What to produce: Reproduce, unchanged, the lines in the entries below from the line with "hierarchy-level[interactable]: Дата ⌄: [726, 454, 888, 474]" up to and including the line with "448, 1518, 463]".

[Visual layout records]
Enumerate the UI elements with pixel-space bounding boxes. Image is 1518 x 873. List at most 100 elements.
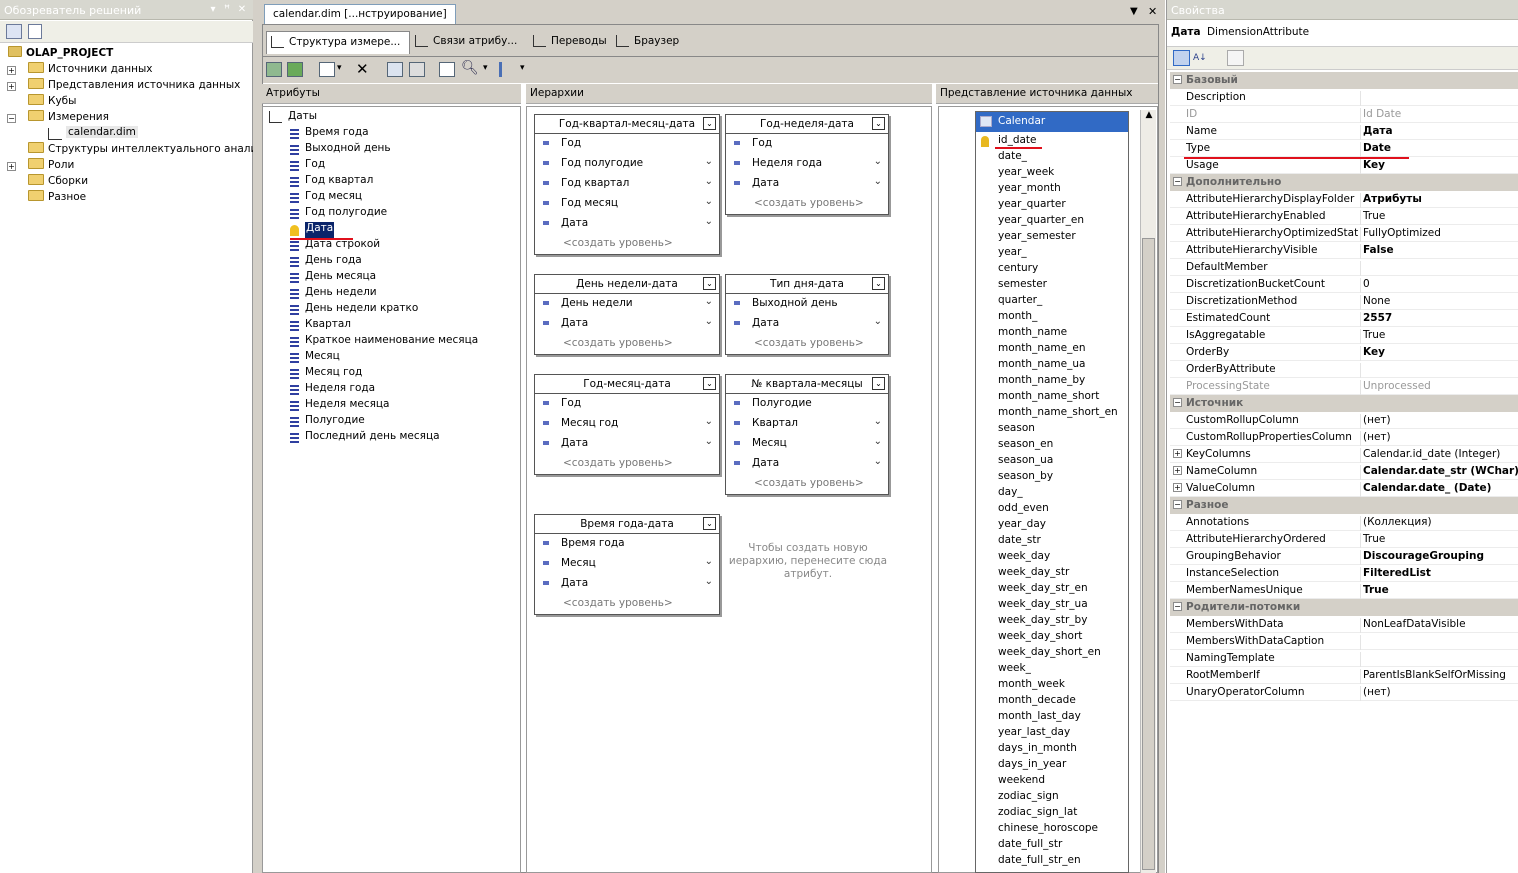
hierarchy-level[interactable]: Дата ⌄: [726, 454, 888, 474]
property-value[interactable]: Calendar.date_ (Date): [1360, 482, 1518, 497]
dsv-column[interactable]: year_quarter_en: [976, 214, 1128, 230]
property-row[interactable]: DiscretizationBucketCount 0: [1170, 276, 1518, 293]
property-row[interactable]: Description: [1170, 89, 1518, 106]
new-level-placeholder[interactable]: <создать уровень>: [726, 474, 888, 494]
hierarchy-title[interactable]: Год-квартал-месяц-дата ⌄: [535, 115, 719, 134]
property-value[interactable]: Calendar.id_date (Integer): [1360, 448, 1518, 463]
dsv-column[interactable]: week_: [976, 662, 1128, 678]
property-value[interactable]: 2557: [1360, 312, 1518, 327]
property-row[interactable]: RootMemberIf ParentIsBlankSelfOrMissing: [1170, 667, 1518, 684]
hierarchy-level[interactable]: Год квартал ⌄: [535, 174, 719, 194]
tree-item-roles[interactable]: Роли: [28, 158, 74, 174]
arrange-icon[interactable]: [499, 62, 513, 77]
dsv-column[interactable]: month_name_en: [976, 342, 1128, 358]
dsv-column[interactable]: month_name_short_en: [976, 406, 1128, 422]
property-row[interactable]: GroupingBehavior DiscourageGrouping: [1170, 548, 1518, 565]
attribute-item[interactable]: День года: [305, 254, 362, 270]
dsv-column[interactable]: year_day: [976, 518, 1128, 534]
property-category[interactable]: − Базовый: [1170, 72, 1518, 89]
attribute-item[interactable]: Краткое наименование месяца: [305, 334, 478, 350]
attribute-item[interactable]: Год квартал: [305, 174, 373, 190]
expand-toggle[interactable]: +: [1173, 449, 1182, 458]
hierarchy-level[interactable]: Выходной день: [726, 294, 888, 314]
show-all-files-icon[interactable]: [28, 24, 42, 39]
new-level-placeholder[interactable]: <создать уровень>: [535, 334, 719, 354]
collapse-icon[interactable]: ⌄: [703, 517, 716, 530]
dsv-column[interactable]: semester: [976, 278, 1128, 294]
hierarchy-level[interactable]: Дата ⌄: [535, 314, 719, 334]
hierarchy-level[interactable]: Год месяц ⌄: [535, 194, 719, 214]
dsv-column[interactable]: zodiac_sign: [976, 790, 1128, 806]
dsv-column[interactable]: year_last_day: [976, 726, 1128, 742]
property-row[interactable]: AttributeHierarchyOrdered True: [1170, 531, 1518, 548]
dsv-table-header[interactable]: Calendar: [976, 112, 1128, 132]
property-value[interactable]: 0: [1360, 278, 1518, 293]
close-icon[interactable]: ✕: [236, 4, 248, 16]
property-value[interactable]: (Коллекция): [1360, 516, 1518, 531]
new-level-placeholder[interactable]: <создать уровень>: [535, 454, 719, 474]
dsv-column[interactable]: date_str: [976, 534, 1128, 550]
new-level-placeholder[interactable]: <создать уровень>: [726, 334, 888, 354]
attribute-item[interactable]: Год месяц: [305, 190, 362, 206]
tree-item-dimensions[interactable]: Измерения: [28, 110, 109, 126]
property-value[interactable]: ParentIsBlankSelfOrMissing: [1360, 669, 1518, 684]
property-value[interactable]: [1360, 363, 1518, 378]
dsv-column[interactable]: year_week: [976, 166, 1128, 182]
tree-item-mining[interactable]: Структуры интеллектуального анализа: [28, 142, 269, 158]
property-row[interactable]: Annotations (Коллекция): [1170, 514, 1518, 531]
dsv-column[interactable]: season_ua: [976, 454, 1128, 470]
attribute-item[interactable]: Полугодие: [305, 414, 365, 430]
collapse-toggle[interactable]: −: [1173, 398, 1182, 407]
dsv-column[interactable]: day_: [976, 486, 1128, 502]
dsv-column[interactable]: zodiac_sign_lat: [976, 806, 1128, 822]
dsv-column[interactable]: days_in_year: [976, 758, 1128, 774]
property-row[interactable]: CustomRollupColumn (нет): [1170, 412, 1518, 429]
tree-item-cubes[interactable]: Кубы: [28, 94, 76, 110]
dsv-scrollbar[interactable]: ▲: [1140, 110, 1156, 873]
attribute-item[interactable]: Дата строкой: [305, 238, 380, 254]
property-value[interactable]: (нет): [1360, 431, 1518, 446]
dsv-column[interactable]: week_day_short_en: [976, 646, 1128, 662]
hierarchy-level[interactable]: Дата ⌄: [726, 174, 888, 194]
property-row[interactable]: + NameColumn Calendar.date_str (WChar): [1170, 463, 1518, 480]
dsv-column[interactable]: month_last_day: [976, 710, 1128, 726]
hierarchy-level[interactable]: Год: [535, 134, 719, 154]
hierarchy-title[interactable]: Тип дня-дата ⌄: [726, 275, 888, 294]
property-row[interactable]: Usage Key: [1170, 157, 1518, 174]
property-category[interactable]: − Источник: [1170, 395, 1518, 412]
hierarchy-level[interactable]: Месяц ⌄: [535, 554, 719, 574]
tab-dropdown-icon[interactable]: ▼: [1130, 6, 1138, 17]
property-category[interactable]: − Разное: [1170, 497, 1518, 514]
property-row[interactable]: MembersWithData NonLeafDataVisible: [1170, 616, 1518, 633]
tab-dimension-structure[interactable]: Структура измере...: [266, 31, 410, 54]
categorized-icon[interactable]: [1173, 50, 1190, 66]
collapse-toggle[interactable]: −: [7, 114, 16, 123]
dsv-column[interactable]: month_: [976, 310, 1128, 326]
new-level-placeholder[interactable]: <создать уровень>: [535, 234, 719, 254]
property-value[interactable]: Дата: [1360, 125, 1518, 140]
tab-attribute-relationships[interactable]: Связи атрибу...: [411, 31, 529, 53]
dsv-column[interactable]: month_decade: [976, 694, 1128, 710]
table-icon[interactable]: [409, 62, 425, 77]
property-value[interactable]: Unprocessed: [1360, 380, 1518, 395]
close-document-icon[interactable]: ✕: [1148, 5, 1157, 18]
hierarchy-level[interactable]: Год полугодие ⌄: [535, 154, 719, 174]
dsv-column[interactable]: week_day_str_ua: [976, 598, 1128, 614]
collapse-icon[interactable]: ⌄: [872, 277, 885, 290]
project-node[interactable]: OLAP_PROJECT: [8, 46, 113, 62]
collapse-toggle[interactable]: −: [1173, 75, 1182, 84]
dsv-column[interactable]: weekend: [976, 774, 1128, 790]
property-row[interactable]: CustomRollupPropertiesColumn (нет): [1170, 429, 1518, 446]
dropdown-icon[interactable]: ▾: [207, 4, 219, 16]
property-value[interactable]: [1360, 635, 1518, 650]
hierarchy-level[interactable]: День недели ⌄: [535, 294, 719, 314]
property-value[interactable]: Key: [1360, 346, 1518, 361]
property-row[interactable]: Type Date: [1170, 140, 1518, 157]
hierarchy-title[interactable]: Год-неделя-дата ⌄: [726, 115, 888, 134]
dsv-column[interactable]: date_: [976, 150, 1128, 166]
hierarchy-level[interactable]: Месяц год ⌄: [535, 414, 719, 434]
hierarchy-level[interactable]: Квартал ⌄: [726, 414, 888, 434]
tree-item-dsv[interactable]: Представления источника данных: [28, 78, 240, 94]
attribute-item[interactable]: Год полугодие: [305, 206, 387, 222]
property-row[interactable]: OrderBy Key: [1170, 344, 1518, 361]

Solution to this exercise:
hierarchy-level[interactable]: Дата ⌄: [726, 454, 888, 474]
property-value[interactable]: Calendar.date_ (Date): [1360, 482, 1518, 497]
dsv-column[interactable]: year_quarter_en: [976, 214, 1128, 230]
property-row[interactable]: DiscretizationBucketCount 0: [1170, 276, 1518, 293]
property-row[interactable]: Description: [1170, 89, 1518, 106]
new-level-placeholder[interactable]: <создать уровень>: [726, 474, 888, 494]
hierarchy-title[interactable]: Год-квартал-месяц-дата ⌄: [535, 115, 719, 134]
property-value[interactable]: Calendar.id_date (Integer): [1360, 448, 1518, 463]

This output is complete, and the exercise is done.